=== Records excerpted from a collection ===
* * *

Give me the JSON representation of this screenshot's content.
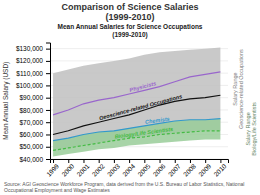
{
  "chart_data": {
    "type": "line",
    "title": "Comparison of Science Salaries\n(1999-2010)",
    "subtitle": "Mean Annual Salaries for Science Occupations\n(1999-2010)",
    "y_label": "Mean Annual Salary (USD)",
    "x": [
      1999,
      2000,
      2001,
      2002,
      2003,
      2004,
      2005,
      2006,
      2007,
      2008,
      2009,
      2010
    ],
    "series": [
      {
        "name": "Salary Range\nGeoscience-related Occupations",
        "type": "area",
        "color": "#c0c0c0",
        "lower": [
          47000,
          49000,
          51000,
          53000,
          55000,
          57000,
          58000,
          60000,
          61000,
          62000,
          63000,
          63000
        ],
        "upper": [
          110000,
          113000,
          116000,
          118000,
          120000,
          122000,
          125000,
          127000,
          128000,
          129000,
          130000,
          131000
        ]
      },
      {
        "name": "Salary Range\nBiology/Life Scientists",
        "type": "area",
        "color": "#99cc99",
        "lower": [
          42000,
          44000,
          46000,
          48000,
          49000,
          51000,
          52000,
          53000,
          54000,
          55000,
          56000,
          56000
        ],
        "upper": [
          55000,
          57000,
          60000,
          62000,
          63000,
          65000,
          67000,
          69000,
          71000,
          72000,
          72000,
          73000
        ]
      },
      {
        "name": "Physicists",
        "color": "#9966cc",
        "values": [
          76000,
          80000,
          85000,
          88000,
          90000,
          93000,
          96000,
          99000,
          103000,
          107000,
          109000,
          111000
        ]
      },
      {
        "name": "Geoscience-related Occupations",
        "color": "#111111",
        "values": [
          60000,
          63000,
          67000,
          70000,
          73000,
          76000,
          80000,
          84000,
          87000,
          89000,
          90000,
          92000
        ]
      },
      {
        "name": "Chemists",
        "color": "#3399cc",
        "values": [
          55000,
          57000,
          60000,
          62000,
          63000,
          65000,
          67000,
          69000,
          71000,
          72000,
          72000,
          73000
        ]
      },
      {
        "name": "Biology/Life Scientists",
        "color": "#44bb44",
        "line_style": "dashed",
        "values": [
          47000,
          49000,
          51000,
          53000,
          55000,
          57000,
          58000,
          60000,
          61000,
          62000,
          63000,
          63000
        ]
      }
    ],
    "xlim": [
      1998.8,
      2010.5
    ],
    "xticks": [
      1999,
      2000,
      2001,
      2002,
      2003,
      2004,
      2005,
      2006,
      2007,
      2008,
      2009,
      2010
    ],
    "ylim": [
      40000,
      135000
    ],
    "yticks": [
      {
        "value": 40000,
        "label": "$40,000"
      },
      {
        "value": 50000,
        "label": "$50,000"
      },
      {
        "value": 60000,
        "label": "$60,000"
      },
      {
        "value": 70000,
        "label": "$70,000"
      },
      {
        "value": 80000,
        "label": "$80,000"
      },
      {
        "value": 90000,
        "label": "$90,000"
      },
      {
        "value": 100000,
        "label": "$100,000"
      },
      {
        "value": 110000,
        "label": "$110,000"
      },
      {
        "value": 120000,
        "label": "$120,000"
      },
      {
        "value": 130000,
        "label": "$130,000"
      }
    ],
    "grid": true,
    "annotations": [
      "Source: AGI Geoscience Workforce Program, data derived from the U.S. Bureau of Labor Statistics, National Occupational Employment and Wage Estimates"
    ]
  }
}
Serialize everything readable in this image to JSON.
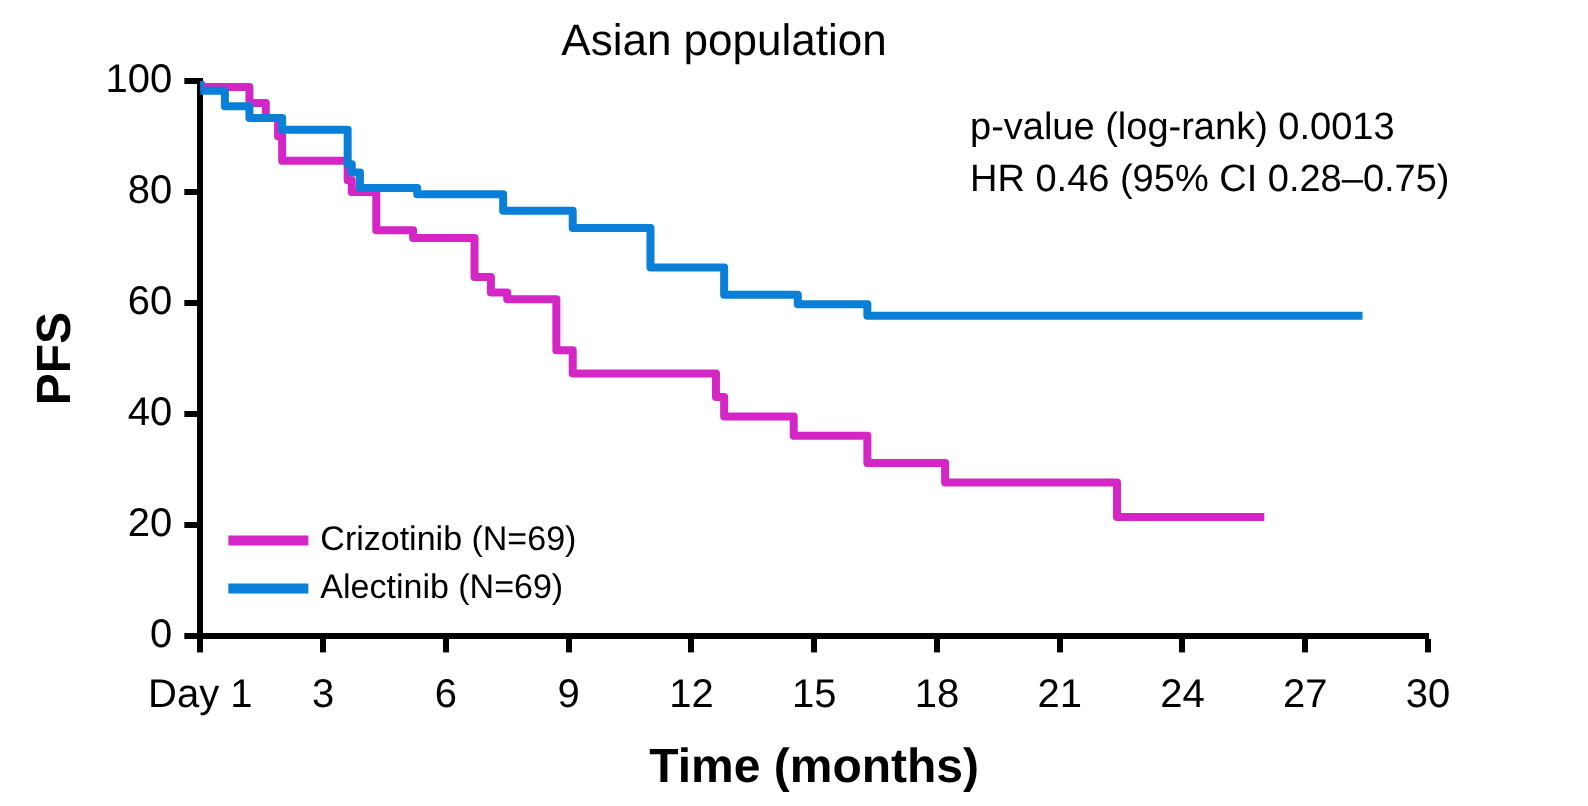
{
  "chart_data": {
    "type": "step",
    "title": "Asian population",
    "xlabel": "Time (months)",
    "ylabel": "PFS",
    "annotations": [
      "p-value (log-rank) 0.0013",
      "HR 0.46 (95% CI 0.28–0.75)"
    ],
    "xlim": [
      0,
      30
    ],
    "xticks": [
      {
        "value": 0,
        "label": "Day 1"
      },
      3,
      6,
      9,
      12,
      15,
      18,
      21,
      24,
      27,
      30
    ],
    "ylim": [
      0,
      100
    ],
    "yticks": [
      0,
      20,
      40,
      60,
      80,
      100
    ],
    "legend": "bottom left",
    "marker": "none",
    "line_style": "solid",
    "series": [
      {
        "name": "Crizotinib (N=69)",
        "color": "#d426c4",
        "x": [
          0,
          1.2,
          1.6,
          1.9,
          2.0,
          3.6,
          3.7,
          4.3,
          5.2,
          6.7,
          7.1,
          7.5,
          8.7,
          9.1,
          12.6,
          12.8,
          14.5,
          16.3,
          18.2,
          22.4,
          25.5,
          26.0
        ],
        "values": [
          100,
          98.9,
          96,
          93.3,
          90,
          85.6,
          82.1,
          80,
          73.1,
          71.7,
          64.7,
          61.9,
          60.7,
          51.5,
          47.3,
          43.1,
          39.6,
          36.1,
          31.2,
          27.7,
          21.5,
          21.5
        ]
      },
      {
        "name": "Alectinib (N=69)",
        "color": "#0a7fd8",
        "x": [
          0,
          0.6,
          1.2,
          2.0,
          3.6,
          3.7,
          3.9,
          5.3,
          7.4,
          9.1,
          11.0,
          12.8,
          14.6,
          16.3,
          17.6,
          28.4
        ],
        "values": [
          100,
          98.2,
          95.4,
          93.3,
          91.2,
          85,
          83.5,
          80.7,
          79.6,
          76.6,
          73.5,
          66.4,
          61.5,
          59.8,
          57.7,
          57.7
        ]
      }
    ]
  }
}
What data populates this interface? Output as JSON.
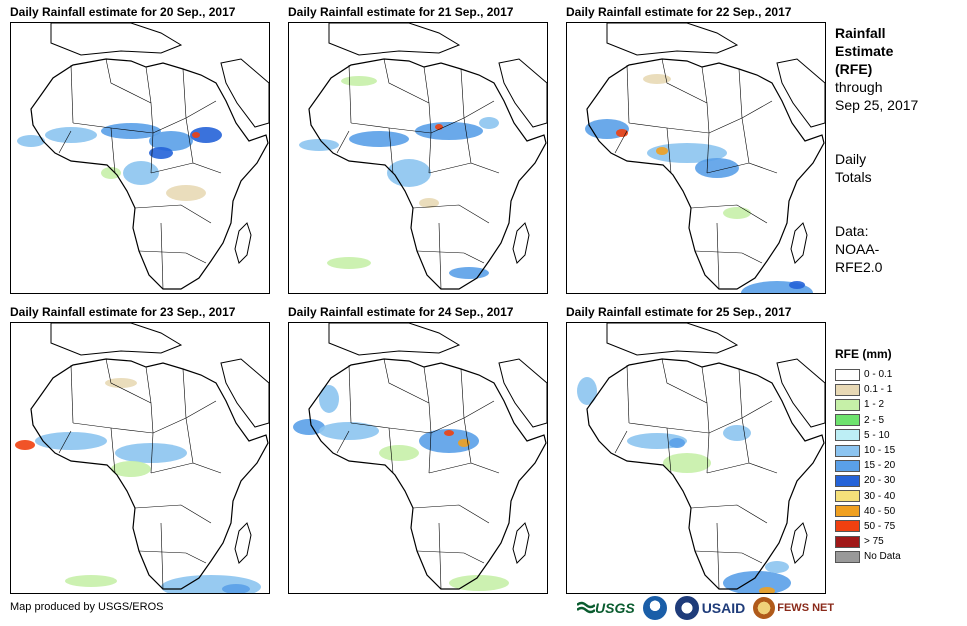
{
  "panels": [
    {
      "title": "Daily Rainfall estimate for 20 Sep., 2017"
    },
    {
      "title": "Daily Rainfall estimate for 21 Sep., 2017"
    },
    {
      "title": "Daily Rainfall estimate for 22 Sep., 2017"
    },
    {
      "title": "Daily Rainfall estimate for 23 Sep., 2017"
    },
    {
      "title": "Daily Rainfall estimate for 24 Sep., 2017"
    },
    {
      "title": "Daily Rainfall estimate for 25 Sep., 2017"
    }
  ],
  "side_info": {
    "title_line1": "Rainfall",
    "title_line2": "Estimate",
    "title_line3": "(RFE)",
    "through_label": "through",
    "through_date": "Sep 25, 2017",
    "totals_line1": "Daily",
    "totals_line2": "Totals",
    "data_label": "Data:",
    "data_source1": "NOAA-",
    "data_source2": "RFE2.0"
  },
  "legend": {
    "title": "RFE (mm)",
    "items": [
      {
        "label": "0 - 0.1",
        "color": "#ffffff"
      },
      {
        "label": "0.1 - 1",
        "color": "#e8d9b5"
      },
      {
        "label": "1 - 2",
        "color": "#c6f0a8"
      },
      {
        "label": "2 - 5",
        "color": "#6ee26e"
      },
      {
        "label": "5 - 10",
        "color": "#bdeef5"
      },
      {
        "label": "10 - 15",
        "color": "#8cc4f0"
      },
      {
        "label": "15 - 20",
        "color": "#5aa0e8"
      },
      {
        "label": "20 - 30",
        "color": "#2563d8"
      },
      {
        "label": "30 - 40",
        "color": "#f5e07a"
      },
      {
        "label": "40 - 50",
        "color": "#f0a020"
      },
      {
        "label": "50 - 75",
        "color": "#f04010"
      },
      {
        "label": "> 75",
        "color": "#a01818"
      },
      {
        "label": "No Data",
        "color": "#999999"
      }
    ]
  },
  "credit": "Map produced by USGS/EROS",
  "logos": {
    "usgs": "USGS",
    "usaid": "USAID",
    "fews": "FEWS NET"
  }
}
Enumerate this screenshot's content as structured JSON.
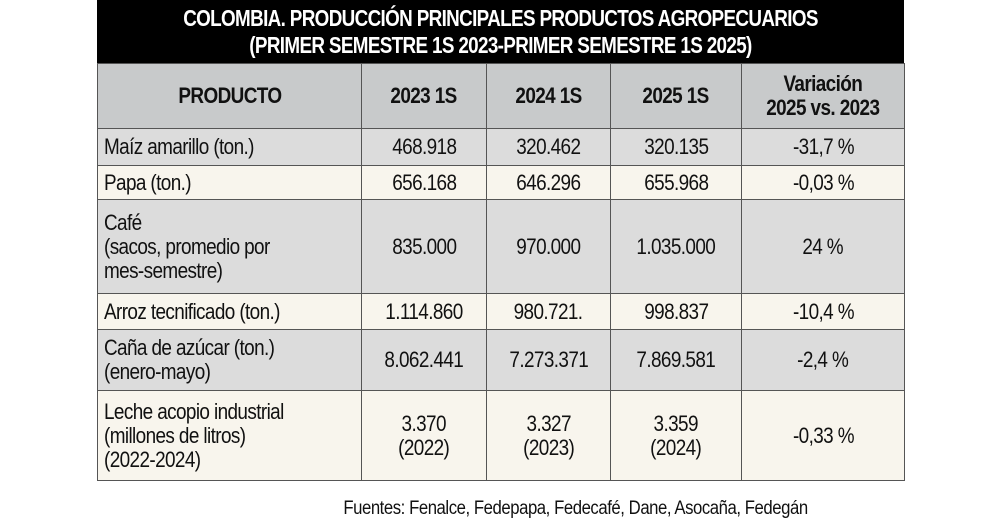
{
  "title": {
    "line1": "COLOMBIA. PRODUCCIÓN PRINCIPALES PRODUCTOS AGROPECUARIOS",
    "line2": "(PRIMER SEMESTRE 1S 2023-PRIMER SEMESTRE 1S 2025)"
  },
  "table": {
    "headers": [
      "PRODUCTO",
      "2023 1S",
      "2024 1S",
      "2025 1S",
      "Variación\n2025 vs. 2023"
    ],
    "rows": [
      {
        "producto": "Maíz amarillo (ton.)",
        "y2023": "468.918",
        "y2024": "320.462",
        "y2025": "320.135",
        "variacion": "-31,7 %"
      },
      {
        "producto": "Papa (ton.)",
        "y2023": "656.168",
        "y2024": "646.296",
        "y2025": "655.968",
        "variacion": "-0,03 %"
      },
      {
        "producto": "Café\n(sacos, promedio por\nmes-semestre)",
        "y2023": "835.000",
        "y2024": "970.000",
        "y2025": "1.035.000",
        "variacion": "24 %"
      },
      {
        "producto": "Arroz tecnificado (ton.)",
        "y2023": "1.114.860",
        "y2024": "980.721.",
        "y2025": "998.837",
        "variacion": "-10,4 %"
      },
      {
        "producto": "Caña de azúcar (ton.)\n(enero-mayo)",
        "y2023": "8.062.441",
        "y2024": "7.273.371",
        "y2025": "7.869.581",
        "variacion": "-2,4 %"
      },
      {
        "producto": "Leche acopio industrial\n(millones de litros)\n(2022-2024)",
        "y2023": "3.370\n(2022)",
        "y2024": "3.327\n(2023)",
        "y2025": "3.359\n(2024)",
        "variacion": "-0,33 %"
      }
    ]
  },
  "source": "Fuentes: Fenalce, Fedepapa, Fedecafé, Dane, Asocaña, Fedegán",
  "colors": {
    "title_bg": "#000000",
    "header_bg": "#c8cacb",
    "row_grey": "#dcdcdc",
    "row_cream": "#f8f5ed"
  }
}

* * *

=== The task ===
Show all lines above holding "Rainfall".

=== Task output ===
      "title": "Daily Rainfall estimate for 20 Sep., 2017"
      "title": "Daily Rainfall estimate for 21 Sep., 2017"
      "title": "Daily Rainfall estimate for 22 Sep., 2017"
      "title": "Daily Rainfall estimate for 23 Sep., 2017"
      "title": "Daily Rainfall estimate for 24 Sep., 2017"
      "title": "Daily Rainfall estimate for 25 Sep., 2017"
    "title_line1": "Rainfall",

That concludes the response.